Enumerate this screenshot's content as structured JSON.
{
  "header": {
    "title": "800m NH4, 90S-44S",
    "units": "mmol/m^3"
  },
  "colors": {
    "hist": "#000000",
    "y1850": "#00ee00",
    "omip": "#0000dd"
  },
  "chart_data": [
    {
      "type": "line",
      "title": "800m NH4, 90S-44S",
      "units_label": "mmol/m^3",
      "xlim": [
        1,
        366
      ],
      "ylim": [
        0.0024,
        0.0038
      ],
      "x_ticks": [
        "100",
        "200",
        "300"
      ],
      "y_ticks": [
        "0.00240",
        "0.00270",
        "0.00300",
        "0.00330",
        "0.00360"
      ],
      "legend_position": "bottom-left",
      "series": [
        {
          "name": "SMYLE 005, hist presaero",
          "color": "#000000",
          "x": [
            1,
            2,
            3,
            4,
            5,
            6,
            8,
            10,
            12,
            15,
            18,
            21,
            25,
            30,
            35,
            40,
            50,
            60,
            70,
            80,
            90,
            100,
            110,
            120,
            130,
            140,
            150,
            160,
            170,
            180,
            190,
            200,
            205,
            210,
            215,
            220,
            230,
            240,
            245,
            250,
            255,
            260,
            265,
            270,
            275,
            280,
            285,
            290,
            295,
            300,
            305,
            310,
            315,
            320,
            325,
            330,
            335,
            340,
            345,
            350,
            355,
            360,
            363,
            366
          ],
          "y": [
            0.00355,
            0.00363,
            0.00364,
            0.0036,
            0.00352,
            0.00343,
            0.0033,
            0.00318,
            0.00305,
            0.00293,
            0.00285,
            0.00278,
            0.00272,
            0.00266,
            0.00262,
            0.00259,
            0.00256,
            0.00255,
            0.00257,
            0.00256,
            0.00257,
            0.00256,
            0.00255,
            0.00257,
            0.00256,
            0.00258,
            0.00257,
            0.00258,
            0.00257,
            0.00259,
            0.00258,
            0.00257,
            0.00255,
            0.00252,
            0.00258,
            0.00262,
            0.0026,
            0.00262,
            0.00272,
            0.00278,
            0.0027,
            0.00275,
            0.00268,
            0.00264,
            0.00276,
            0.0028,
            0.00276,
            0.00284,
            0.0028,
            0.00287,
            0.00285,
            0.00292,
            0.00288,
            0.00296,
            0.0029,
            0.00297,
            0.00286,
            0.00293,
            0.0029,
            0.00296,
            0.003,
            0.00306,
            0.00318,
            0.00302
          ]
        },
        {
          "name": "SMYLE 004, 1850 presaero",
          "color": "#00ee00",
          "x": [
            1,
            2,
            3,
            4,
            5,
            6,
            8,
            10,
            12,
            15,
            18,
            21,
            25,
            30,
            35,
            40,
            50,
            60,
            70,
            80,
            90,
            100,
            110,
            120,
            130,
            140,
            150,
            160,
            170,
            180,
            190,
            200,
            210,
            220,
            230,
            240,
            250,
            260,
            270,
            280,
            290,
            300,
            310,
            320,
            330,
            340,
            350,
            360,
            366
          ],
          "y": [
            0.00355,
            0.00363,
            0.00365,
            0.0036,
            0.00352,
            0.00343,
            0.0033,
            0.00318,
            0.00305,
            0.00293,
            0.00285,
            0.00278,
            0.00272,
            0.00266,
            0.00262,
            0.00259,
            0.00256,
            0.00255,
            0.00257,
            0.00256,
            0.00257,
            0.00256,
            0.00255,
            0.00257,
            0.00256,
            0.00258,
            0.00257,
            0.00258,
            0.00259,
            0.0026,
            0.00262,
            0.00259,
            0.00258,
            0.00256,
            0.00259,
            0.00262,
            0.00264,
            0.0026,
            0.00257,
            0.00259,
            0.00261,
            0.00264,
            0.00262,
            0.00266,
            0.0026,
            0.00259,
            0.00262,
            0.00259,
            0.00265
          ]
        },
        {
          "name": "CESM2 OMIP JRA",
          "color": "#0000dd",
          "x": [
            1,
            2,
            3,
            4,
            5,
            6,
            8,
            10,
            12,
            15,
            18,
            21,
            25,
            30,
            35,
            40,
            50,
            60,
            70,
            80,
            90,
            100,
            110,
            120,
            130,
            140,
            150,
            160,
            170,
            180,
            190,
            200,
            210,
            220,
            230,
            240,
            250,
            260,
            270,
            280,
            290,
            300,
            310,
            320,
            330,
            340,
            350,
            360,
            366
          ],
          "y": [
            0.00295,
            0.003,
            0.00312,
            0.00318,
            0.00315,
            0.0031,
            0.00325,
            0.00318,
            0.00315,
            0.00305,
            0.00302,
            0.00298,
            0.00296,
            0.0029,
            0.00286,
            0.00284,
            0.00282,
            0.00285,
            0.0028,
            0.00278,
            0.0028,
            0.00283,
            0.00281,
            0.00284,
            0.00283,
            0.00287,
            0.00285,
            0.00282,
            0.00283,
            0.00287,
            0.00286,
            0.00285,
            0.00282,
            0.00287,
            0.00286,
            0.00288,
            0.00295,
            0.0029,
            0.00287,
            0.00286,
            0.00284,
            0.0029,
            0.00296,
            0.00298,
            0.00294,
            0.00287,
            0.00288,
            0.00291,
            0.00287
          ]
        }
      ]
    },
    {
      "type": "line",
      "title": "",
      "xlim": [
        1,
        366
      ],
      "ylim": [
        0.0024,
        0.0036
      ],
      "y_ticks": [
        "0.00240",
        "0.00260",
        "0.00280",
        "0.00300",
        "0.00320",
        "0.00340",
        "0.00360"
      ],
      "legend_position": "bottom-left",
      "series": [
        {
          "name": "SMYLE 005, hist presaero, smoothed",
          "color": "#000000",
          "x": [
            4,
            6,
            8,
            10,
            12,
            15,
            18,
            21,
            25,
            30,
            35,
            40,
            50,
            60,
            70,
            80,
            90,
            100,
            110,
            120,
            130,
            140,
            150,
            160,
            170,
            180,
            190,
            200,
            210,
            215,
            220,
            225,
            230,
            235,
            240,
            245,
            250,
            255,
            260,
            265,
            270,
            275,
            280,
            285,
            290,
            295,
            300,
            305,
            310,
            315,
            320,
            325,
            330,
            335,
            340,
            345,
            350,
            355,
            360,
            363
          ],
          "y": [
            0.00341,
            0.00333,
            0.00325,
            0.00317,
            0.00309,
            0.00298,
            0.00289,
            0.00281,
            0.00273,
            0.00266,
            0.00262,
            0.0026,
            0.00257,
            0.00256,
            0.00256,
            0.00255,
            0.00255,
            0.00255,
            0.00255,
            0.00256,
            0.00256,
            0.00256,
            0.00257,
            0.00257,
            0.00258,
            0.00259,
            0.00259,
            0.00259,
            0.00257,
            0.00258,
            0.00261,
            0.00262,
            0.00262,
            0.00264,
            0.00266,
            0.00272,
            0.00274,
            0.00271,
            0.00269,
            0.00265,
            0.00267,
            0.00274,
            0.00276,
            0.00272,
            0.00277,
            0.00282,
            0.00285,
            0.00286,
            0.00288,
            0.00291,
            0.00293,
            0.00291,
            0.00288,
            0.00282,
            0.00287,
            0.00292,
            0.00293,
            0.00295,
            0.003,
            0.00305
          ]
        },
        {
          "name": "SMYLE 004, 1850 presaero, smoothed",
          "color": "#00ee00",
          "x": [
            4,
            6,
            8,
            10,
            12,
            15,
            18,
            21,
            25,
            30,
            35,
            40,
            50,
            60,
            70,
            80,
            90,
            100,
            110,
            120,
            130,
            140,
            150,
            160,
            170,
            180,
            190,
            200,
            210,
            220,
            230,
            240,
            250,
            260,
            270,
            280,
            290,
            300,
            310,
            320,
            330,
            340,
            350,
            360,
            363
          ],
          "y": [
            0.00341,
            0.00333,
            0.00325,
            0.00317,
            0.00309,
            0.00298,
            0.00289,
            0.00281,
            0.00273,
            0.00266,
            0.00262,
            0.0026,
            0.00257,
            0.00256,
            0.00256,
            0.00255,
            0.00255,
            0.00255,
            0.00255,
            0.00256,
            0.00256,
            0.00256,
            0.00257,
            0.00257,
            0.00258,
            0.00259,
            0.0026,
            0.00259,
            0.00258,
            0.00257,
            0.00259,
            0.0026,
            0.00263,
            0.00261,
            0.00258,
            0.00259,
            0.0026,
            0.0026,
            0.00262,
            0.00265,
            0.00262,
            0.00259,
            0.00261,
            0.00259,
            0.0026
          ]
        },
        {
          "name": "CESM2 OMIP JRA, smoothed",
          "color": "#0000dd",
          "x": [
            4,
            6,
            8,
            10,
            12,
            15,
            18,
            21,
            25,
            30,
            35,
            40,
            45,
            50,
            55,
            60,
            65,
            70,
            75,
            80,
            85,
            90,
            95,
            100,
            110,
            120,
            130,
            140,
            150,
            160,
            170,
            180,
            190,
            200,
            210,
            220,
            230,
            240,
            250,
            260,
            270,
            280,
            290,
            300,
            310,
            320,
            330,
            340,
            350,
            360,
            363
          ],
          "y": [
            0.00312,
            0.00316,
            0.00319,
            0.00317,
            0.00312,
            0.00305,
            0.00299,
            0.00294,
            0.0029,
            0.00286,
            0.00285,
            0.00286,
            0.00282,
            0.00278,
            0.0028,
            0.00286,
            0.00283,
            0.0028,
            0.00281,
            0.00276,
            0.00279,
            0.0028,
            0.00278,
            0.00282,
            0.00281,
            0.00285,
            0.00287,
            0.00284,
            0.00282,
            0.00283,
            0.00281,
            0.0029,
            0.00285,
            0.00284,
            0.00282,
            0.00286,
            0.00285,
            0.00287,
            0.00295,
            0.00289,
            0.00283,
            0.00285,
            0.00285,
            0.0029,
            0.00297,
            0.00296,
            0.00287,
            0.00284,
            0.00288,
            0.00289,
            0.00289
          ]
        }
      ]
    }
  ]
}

######

[Written exercise]: Collect each line above holding the string "title".

[The result]:
    "title": "800m NH4, 90S-44S",
      "title": "800m NH4, 90S-44S",
      "title": "",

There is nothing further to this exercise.